++++ Supplied data

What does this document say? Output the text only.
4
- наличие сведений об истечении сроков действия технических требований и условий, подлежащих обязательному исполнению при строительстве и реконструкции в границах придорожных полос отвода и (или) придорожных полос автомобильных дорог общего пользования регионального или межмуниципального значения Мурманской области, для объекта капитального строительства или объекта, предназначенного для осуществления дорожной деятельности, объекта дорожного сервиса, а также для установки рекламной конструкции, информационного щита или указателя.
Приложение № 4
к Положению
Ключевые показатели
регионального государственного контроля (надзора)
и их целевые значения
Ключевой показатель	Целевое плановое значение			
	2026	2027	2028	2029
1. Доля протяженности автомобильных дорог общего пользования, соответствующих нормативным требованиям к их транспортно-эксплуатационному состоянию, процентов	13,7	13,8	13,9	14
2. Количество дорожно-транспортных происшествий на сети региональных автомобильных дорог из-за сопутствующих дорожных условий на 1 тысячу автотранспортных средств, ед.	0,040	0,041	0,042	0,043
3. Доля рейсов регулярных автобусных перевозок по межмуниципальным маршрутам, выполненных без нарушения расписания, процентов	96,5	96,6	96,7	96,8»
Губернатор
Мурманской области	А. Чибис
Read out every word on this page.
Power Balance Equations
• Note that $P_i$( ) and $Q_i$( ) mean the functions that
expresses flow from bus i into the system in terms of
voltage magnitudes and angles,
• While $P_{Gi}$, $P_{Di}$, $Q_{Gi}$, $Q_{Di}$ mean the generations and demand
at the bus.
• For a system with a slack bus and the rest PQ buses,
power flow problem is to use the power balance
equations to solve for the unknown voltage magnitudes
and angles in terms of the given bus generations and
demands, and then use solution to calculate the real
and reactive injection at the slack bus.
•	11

++++++++

■ Task
Write every entry out again exactly.

■ Full answer
What does this document say? Output the text only.
4
- наличие сведений об истечении сроков действия технических требований и условий, подлежащих обязательному исполнению при строительстве и реконструкции в границах придорожных полос отвода и (или) придорожных полос автомобильных дорог общего пользования регионального или межмуниципального значения Мурманской области, для объекта капитального строительства или объекта, предназначенного для осуществления дорожной деятельности, объекта дорожного сервиса, а также для установки рекламной конструкции, информационного щита или указателя.
Приложение № 4
к Положению
Ключевые показатели
регионального государственного контроля (надзора)
и их целевые значения
Ключевой показатель	Целевое плановое значение			
	2026	2027	2028	2029
1. Доля протяженности автомобильных дорог общего пользования, соответствующих нормативным требованиям к их транспортно-эксплуатационному состоянию, процентов	13,7	13,8	13,9	14
2. Количество дорожно-транспортных происшествий на сети региональных автомобильных дорог из-за сопутствующих дорожных условий на 1 тысячу автотранспортных средств, ед.	0,040	0,041	0,042	0,043
3. Доля рейсов регулярных автобусных перевозок по межмуниципальным маршрутам, выполненных без нарушения расписания, процентов	96,5	96,6	96,7	96,8»
Губернатор
Мурманской области	А. Чибис
Read out every word on this page.
Power Balance Equations
• Note that $P_i$( ) and $Q_i$( ) mean the functions that
expresses flow from bus i into the system in terms of
voltage magnitudes and angles,
• While $P_{Gi}$, $P_{Di}$, $Q_{Gi}$, $Q_{Di}$ mean the generations and demand
at the bus.
• For a system with a slack bus and the rest PQ buses,
power flow problem is to use the power balance
equations to solve for the unknown voltage magnitudes
and angles in terms of the given bus generations and
demands, and then use solution to calculate the real
and reactive injection at the slack bus.
•	11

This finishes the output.